● Entries from a dataset

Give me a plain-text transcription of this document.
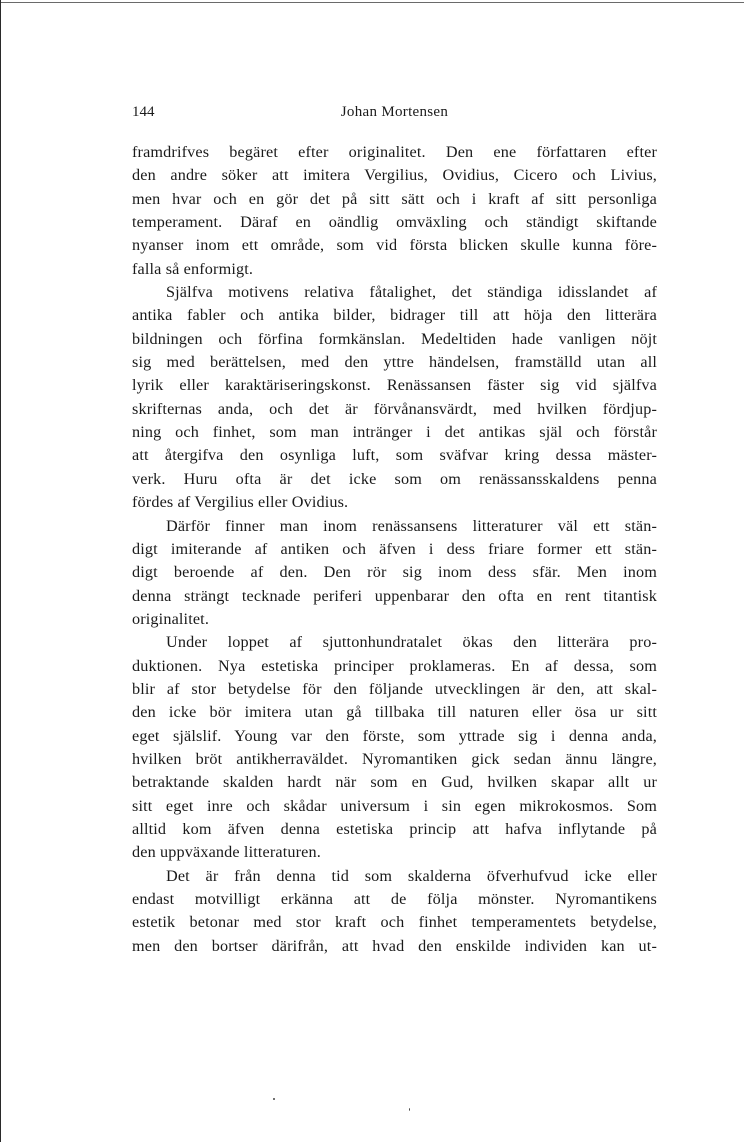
144	Johan Mortensen
framdrifves begäret efter originalitet. Den ene författaren efter
den andre söker att imitera Vergilius, Ovidius, Cicero och Livius,
men hvar och en gör det på sitt sätt och i kraft af sitt personliga
temperament. Däraf en oändlig omväxling och ständigt skiftande
nyanser inom ett område, som vid första blicken skulle kunna före-
falla så enformigt.
Själfva motivens relativa fåtalighet, det ständiga idisslandet af
antika fabler och antika bilder, bidrager till att höja den litterära
bildningen och förfina formkänslan. Medeltiden hade vanligen nöjt
sig med berättelsen, med den yttre händelsen, framställd utan all
lyrik eller karaktäriseringskonst. Renässansen fäster sig vid själfva
skrifternas anda, och det är förvånansvärdt, med hvilken fördjup-
ning och finhet, som man intränger i det antikas själ och förstår
att återgifva den osynliga luft, som sväfvar kring dessa mäster-
verk. Huru ofta är det icke som om renässansskaldens penna
fördes af Vergilius eller Ovidius.
Därför finner man inom renässansens litteraturer väl ett stän-
digt imiterande af antiken och äfven i dess friare former ett stän-
digt beroende af den. Den rör sig inom dess sfär. Men inom
denna strängt tecknade periferi uppenbarar den ofta en rent titantisk
originalitet.
Under loppet af sjuttonhundratalet ökas den litterära pro-
duktionen. Nya estetiska principer proklameras. En af dessa, som
blir af stor betydelse för den följande utvecklingen är den, att skal-
den icke bör imitera utan gå tillbaka till naturen eller ösa ur sitt
eget själslif. Young var den förste, som yttrade sig i denna anda,
hvilken bröt antikherraväldet. Nyromantiken gick sedan ännu längre,
betraktande skalden hardt när som en Gud, hvilken skapar allt ur
sitt eget inre och skådar universum i sin egen mikrokosmos. Som
alltid kom äfven denna estetiska princip att hafva inflytande på
den uppväxande litteraturen.
Det är från denna tid som skalderna öfverhufvud icke eller
endast motvilligt erkänna att de följa mönster. Nyromantikens
estetik betonar med stor kraft och finhet temperamentets betydelse,
men den bortser därifrån, att hvad den enskilde individen kan ut-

● WORK INSTRUCTIONS
Lines from the records above that hold "litterära" are the ones to list.

● EXPECTED ANSWER
antika fabler och antika bilder, bidrager till att höja den litterära
Under loppet af sjuttonhundratalet ökas den litterära pro-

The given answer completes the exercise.